● **EXTRACT**:
━━━

# awesome new weapon



## Goosehisperer (Mar 15, 2006)

I dont know if you have ever seen the Benelli sbe2 turkey version with the pistol grip butt stock but its a sweet gun.. Recently Stoeger industries the little brother of benelli came out with the same set-up on their model 2000 which I own and love for half the price of the benelli..


----------



## GOBBLER12 (Apr 5, 2006)

I have been looking at the new Stoeger. Have you owned one before? It seems like there are a lot of guys out there that hate the things. I do a lot of pheasant hunting as well, and there is nothing worse than a gun that jams. Have you had any problems?


----------



## Goosehisperer (Mar 15, 2006)

Yes, I do own one and ill admit to a few jams after I pulled a cornstalk out of the ground next to my gun and I loaded the action up with dirt but other than that shes flawless.. It shoots awesome and points even better and now with the new raised rib it must be like a dream.. It deffinately worht purchasin!!!


----------



## GOBBLER12 (Apr 5, 2006)

Thanks boss. Just seems too good to be true.


----------



## always_outdoors (Dec 17, 2002)

Me personally, I own the NWTF Browning BPS gun. Comes with 24" barrel, camouflaged, NWTF signature logo on the stock, and hyviz shooting sights.

That my friends is a turkey gun.

:wink:


----------

━━━

● **PROBLEM DETAILS**:
Copy out, word for word, the passage of the shotgun thread above that opens with the words containing "# awesome new" and closes with "of the benelli..".

━━━

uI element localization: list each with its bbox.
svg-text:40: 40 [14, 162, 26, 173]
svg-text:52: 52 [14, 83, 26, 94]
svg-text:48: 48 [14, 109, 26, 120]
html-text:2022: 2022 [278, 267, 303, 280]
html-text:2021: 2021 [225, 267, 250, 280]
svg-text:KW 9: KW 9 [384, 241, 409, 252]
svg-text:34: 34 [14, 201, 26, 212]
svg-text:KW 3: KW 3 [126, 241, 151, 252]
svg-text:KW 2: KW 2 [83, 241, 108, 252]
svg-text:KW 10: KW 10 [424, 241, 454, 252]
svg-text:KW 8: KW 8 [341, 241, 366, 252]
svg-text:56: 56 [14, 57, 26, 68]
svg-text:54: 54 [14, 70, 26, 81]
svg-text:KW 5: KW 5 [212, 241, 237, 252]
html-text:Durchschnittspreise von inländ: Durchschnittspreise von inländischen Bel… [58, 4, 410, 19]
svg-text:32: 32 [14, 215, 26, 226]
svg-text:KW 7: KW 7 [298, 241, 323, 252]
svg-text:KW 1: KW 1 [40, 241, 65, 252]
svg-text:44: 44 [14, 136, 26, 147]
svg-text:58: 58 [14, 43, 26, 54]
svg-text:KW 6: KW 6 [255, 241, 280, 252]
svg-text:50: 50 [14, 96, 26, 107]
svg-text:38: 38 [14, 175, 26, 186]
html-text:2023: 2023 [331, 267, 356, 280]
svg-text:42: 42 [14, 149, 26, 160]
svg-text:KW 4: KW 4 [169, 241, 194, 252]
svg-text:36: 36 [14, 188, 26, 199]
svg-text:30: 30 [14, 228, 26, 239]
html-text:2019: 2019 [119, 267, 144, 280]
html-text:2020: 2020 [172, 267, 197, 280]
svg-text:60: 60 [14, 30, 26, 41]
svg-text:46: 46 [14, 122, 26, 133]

━━━

● **THE RESPONSE**:
# awesome new weapon



## Goosehisperer (Mar 15, 2006)

I dont know if you have ever seen the Benelli sbe2 turkey version with the pistol grip butt stock but its a sweet gun.. Recently Stoeger industries the little brother of benelli came out with the same set-up on their model 2000 which I own and love for half the price of the benelli..